*AIM OF THE TASK*: Repeat the listing in full, exactly as it stands.

Dataset records:

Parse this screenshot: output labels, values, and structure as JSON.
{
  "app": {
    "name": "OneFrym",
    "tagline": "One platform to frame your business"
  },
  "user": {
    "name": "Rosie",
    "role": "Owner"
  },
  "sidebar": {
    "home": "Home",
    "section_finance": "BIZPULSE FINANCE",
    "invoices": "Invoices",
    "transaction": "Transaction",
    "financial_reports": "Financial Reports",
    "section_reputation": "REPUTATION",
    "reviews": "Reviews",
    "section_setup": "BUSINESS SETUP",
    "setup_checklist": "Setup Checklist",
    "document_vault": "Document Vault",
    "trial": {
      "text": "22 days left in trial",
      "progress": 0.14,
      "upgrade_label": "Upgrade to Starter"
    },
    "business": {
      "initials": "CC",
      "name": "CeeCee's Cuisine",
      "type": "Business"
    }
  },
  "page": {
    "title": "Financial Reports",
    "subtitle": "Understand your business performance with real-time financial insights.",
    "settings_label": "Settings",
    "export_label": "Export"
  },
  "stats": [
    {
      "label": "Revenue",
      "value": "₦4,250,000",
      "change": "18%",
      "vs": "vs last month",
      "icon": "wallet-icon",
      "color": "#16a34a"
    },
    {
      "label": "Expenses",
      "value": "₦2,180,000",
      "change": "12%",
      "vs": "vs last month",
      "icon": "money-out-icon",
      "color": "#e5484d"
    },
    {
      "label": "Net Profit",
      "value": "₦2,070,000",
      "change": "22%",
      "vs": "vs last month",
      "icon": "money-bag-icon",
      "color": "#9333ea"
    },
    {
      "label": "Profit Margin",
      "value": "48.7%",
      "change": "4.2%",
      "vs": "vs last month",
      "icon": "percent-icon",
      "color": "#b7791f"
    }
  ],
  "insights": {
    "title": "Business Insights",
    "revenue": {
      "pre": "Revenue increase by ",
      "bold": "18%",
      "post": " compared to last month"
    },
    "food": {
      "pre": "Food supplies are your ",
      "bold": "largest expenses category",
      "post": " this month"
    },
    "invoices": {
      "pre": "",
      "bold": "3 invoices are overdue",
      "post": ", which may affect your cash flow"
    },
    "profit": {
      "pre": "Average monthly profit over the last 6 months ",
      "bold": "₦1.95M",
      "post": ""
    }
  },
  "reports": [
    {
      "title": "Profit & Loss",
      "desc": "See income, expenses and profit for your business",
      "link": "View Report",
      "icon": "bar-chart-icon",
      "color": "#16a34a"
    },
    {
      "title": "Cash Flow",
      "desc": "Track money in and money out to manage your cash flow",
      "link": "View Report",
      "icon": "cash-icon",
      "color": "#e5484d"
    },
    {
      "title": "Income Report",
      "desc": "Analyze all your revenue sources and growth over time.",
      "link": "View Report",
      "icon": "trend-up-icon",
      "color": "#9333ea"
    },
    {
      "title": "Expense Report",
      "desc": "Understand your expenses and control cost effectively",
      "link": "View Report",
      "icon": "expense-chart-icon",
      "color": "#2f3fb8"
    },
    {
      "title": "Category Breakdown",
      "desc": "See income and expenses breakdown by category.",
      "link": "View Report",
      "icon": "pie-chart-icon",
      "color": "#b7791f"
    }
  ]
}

*OUTPUT OF THE TASK*:
Parse this screenshot: output labels, values, and structure as JSON.
{
  "app": {
    "name": "OneFrym",
    "tagline": "One platform to frame your business"
  },
  "user": {
    "name": "Rosie",
    "role": "Owner"
  },
  "sidebar": {
    "home": "Home",
    "section_finance": "BIZPULSE FINANCE",
    "invoices": "Invoices",
    "transaction": "Transaction",
    "financial_reports": "Financial Reports",
    "section_reputation": "REPUTATION",
    "reviews": "Reviews",
    "section_setup": "BUSINESS SETUP",
    "setup_checklist": "Setup Checklist",
    "document_vault": "Document Vault",
    "trial": {
      "text": "22 days left in trial",
      "progress": 0.14,
      "upgrade_label": "Upgrade to Starter"
    },
    "business": {
      "initials": "CC",
      "name": "CeeCee's Cuisine",
      "type": "Business"
    }
  },
  "page": {
    "title": "Financial Reports",
    "subtitle": "Understand your business performance with real-time financial insights.",
    "settings_label": "Settings",
    "export_label": "Export"
  },
  "stats": [
    {
      "label": "Revenue",
      "value": "₦4,250,000",
      "change": "18%",
      "vs": "vs last month",
      "icon": "wallet-icon",
      "color": "#16a34a"
    },
    {
      "label": "Expenses",
      "value": "₦2,180,000",
      "change": "12%",
      "vs": "vs last month",
      "icon": "money-out-icon",
      "color": "#e5484d"
    },
    {
      "label": "Net Profit",
      "value": "₦2,070,000",
      "change": "22%",
      "vs": "vs last month",
      "icon": "money-bag-icon",
      "color": "#9333ea"
    },
    {
      "label": "Profit Margin",
      "value": "48.7%",
      "change": "4.2%",
      "vs": "vs last month",
      "icon": "percent-icon",
      "color": "#b7791f"
    }
  ],
  "insights": {
    "title": "Business Insights",
    "revenue": {
      "pre": "Revenue increase by ",
      "bold": "18%",
      "post": " compared to last month"
    },
    "food": {
      "pre": "Food supplies are your ",
      "bold": "largest expenses category",
      "post": " this month"
    },
    "invoices": {
      "pre": "",
      "bold": "3 invoices are overdue",
      "post": ", which may affect your cash flow"
    },
    "profit": {
      "pre": "Average monthly profit over the last 6 months ",
      "bold": "₦1.95M",
      "post": ""
    }
  },
  "reports": [
    {
      "title": "Profit & Loss",
      "desc": "See income, expenses and profit for your business",
      "link": "View Report",
      "icon": "bar-chart-icon",
      "color": "#16a34a"
    },
    {
      "title": "Cash Flow",
      "desc": "Track money in and money out to manage your cash flow",
      "link": "View Report",
      "icon": "cash-icon",
      "color": "#e5484d"
    },
    {
      "title": "Income Report",
      "desc": "Analyze all your revenue sources and growth over time.",
      "link": "View Report",
      "icon": "trend-up-icon",
      "color": "#9333ea"
    },
    {
      "title": "Expense Report",
      "desc": "Understand your expenses and control cost effectively",
      "link": "View Report",
      "icon": "expense-chart-icon",
      "color": "#2f3fb8"
    },
    {
      "title": "Category Breakdown",
      "desc": "See income and expenses breakdown by category.",
      "link": "View Report",
      "icon": "pie-chart-icon",
      "color": "#b7791f"
    }
  ]
}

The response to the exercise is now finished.